TASK PROMPT: Examine the records and identify each line that includes the string "next". Copy those lines.

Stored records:
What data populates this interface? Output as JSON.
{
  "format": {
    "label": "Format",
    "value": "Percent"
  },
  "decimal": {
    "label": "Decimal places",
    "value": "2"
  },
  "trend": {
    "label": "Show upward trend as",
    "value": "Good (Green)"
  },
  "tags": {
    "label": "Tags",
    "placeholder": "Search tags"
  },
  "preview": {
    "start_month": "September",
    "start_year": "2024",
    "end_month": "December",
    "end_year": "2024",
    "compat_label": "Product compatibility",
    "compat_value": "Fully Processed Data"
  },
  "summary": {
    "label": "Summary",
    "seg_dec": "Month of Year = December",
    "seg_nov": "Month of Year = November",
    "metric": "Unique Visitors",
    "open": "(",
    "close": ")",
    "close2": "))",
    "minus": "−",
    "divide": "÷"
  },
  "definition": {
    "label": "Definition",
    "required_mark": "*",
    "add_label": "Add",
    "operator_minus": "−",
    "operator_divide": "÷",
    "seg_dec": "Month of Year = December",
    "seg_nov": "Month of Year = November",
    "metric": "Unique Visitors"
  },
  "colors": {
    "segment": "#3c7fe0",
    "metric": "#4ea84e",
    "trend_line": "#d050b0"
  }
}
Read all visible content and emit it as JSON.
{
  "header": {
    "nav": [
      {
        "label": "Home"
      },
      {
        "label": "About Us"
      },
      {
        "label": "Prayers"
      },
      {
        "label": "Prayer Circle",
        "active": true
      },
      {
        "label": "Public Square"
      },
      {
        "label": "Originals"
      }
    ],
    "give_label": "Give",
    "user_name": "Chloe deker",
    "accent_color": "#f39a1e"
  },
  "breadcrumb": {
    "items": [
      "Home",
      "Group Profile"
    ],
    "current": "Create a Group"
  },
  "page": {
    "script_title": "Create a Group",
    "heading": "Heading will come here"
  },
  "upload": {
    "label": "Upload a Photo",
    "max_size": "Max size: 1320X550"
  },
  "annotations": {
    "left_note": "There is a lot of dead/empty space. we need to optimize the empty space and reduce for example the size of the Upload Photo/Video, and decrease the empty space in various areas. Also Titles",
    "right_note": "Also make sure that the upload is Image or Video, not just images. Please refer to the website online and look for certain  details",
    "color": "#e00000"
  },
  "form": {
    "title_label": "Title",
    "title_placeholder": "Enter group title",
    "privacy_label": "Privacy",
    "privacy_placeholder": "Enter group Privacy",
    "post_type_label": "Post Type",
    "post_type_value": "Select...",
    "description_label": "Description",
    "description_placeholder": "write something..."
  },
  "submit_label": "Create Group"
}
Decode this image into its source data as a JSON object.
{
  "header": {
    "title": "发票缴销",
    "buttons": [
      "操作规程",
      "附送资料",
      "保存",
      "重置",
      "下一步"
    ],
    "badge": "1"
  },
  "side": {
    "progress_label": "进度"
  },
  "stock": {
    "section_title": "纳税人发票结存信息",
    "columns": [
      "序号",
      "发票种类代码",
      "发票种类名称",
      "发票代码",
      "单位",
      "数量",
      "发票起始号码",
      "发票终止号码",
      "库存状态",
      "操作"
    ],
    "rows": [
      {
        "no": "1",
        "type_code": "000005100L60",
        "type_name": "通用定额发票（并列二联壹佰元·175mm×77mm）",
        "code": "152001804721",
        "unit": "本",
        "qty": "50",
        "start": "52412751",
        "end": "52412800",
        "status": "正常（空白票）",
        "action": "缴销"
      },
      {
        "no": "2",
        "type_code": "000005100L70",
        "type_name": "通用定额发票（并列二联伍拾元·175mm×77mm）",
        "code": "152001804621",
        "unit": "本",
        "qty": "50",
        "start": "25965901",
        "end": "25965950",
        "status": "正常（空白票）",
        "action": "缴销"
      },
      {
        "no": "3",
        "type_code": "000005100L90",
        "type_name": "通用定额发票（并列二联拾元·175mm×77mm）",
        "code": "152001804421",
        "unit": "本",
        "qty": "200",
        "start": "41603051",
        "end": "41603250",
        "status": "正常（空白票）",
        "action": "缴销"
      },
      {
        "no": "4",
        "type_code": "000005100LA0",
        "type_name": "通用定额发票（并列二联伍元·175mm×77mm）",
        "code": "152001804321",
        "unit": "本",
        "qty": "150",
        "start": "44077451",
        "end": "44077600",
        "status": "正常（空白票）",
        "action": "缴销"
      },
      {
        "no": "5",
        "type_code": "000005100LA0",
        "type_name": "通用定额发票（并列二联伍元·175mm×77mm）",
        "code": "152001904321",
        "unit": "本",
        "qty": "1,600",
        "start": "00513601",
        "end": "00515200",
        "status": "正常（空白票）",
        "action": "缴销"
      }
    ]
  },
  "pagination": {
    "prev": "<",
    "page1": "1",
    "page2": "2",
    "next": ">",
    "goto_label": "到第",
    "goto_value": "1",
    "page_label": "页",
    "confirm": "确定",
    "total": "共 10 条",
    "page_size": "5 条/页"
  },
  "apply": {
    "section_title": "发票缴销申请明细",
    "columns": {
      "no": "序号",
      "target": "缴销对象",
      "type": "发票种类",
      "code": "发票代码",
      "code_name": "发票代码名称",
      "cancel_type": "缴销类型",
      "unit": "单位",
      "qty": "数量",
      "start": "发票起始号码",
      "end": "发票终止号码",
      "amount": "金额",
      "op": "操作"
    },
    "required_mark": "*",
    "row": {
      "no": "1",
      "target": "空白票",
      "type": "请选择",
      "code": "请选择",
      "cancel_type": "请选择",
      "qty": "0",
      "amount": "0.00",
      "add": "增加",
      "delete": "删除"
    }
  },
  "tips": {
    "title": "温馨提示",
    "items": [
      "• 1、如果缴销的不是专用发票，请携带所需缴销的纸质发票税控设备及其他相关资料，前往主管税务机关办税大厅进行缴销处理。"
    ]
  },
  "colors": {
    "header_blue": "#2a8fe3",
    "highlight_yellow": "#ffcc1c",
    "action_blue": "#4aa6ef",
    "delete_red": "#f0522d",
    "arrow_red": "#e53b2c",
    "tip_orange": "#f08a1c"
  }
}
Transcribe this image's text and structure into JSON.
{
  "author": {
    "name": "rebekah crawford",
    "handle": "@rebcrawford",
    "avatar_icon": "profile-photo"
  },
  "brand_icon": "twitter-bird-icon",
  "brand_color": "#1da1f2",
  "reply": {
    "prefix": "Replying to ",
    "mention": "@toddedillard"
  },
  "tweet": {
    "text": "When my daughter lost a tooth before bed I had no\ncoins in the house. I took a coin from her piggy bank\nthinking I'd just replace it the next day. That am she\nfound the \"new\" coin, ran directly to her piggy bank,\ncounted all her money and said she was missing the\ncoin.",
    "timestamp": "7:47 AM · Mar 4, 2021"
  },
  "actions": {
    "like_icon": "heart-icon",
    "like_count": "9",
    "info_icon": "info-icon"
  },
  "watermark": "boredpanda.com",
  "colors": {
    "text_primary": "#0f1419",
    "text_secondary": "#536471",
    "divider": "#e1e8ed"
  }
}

TASK SOLUTION:
    "next": ">",
    "text": "When my daughter lost a tooth before bed I had no\ncoins in the house. I took a coin from her piggy bank\nthinking I'd just replace it the next day. That am she\nfound the \"new\" coin, ran directly to her piggy bank,\ncounted all her money and said she was missing the\ncoin.",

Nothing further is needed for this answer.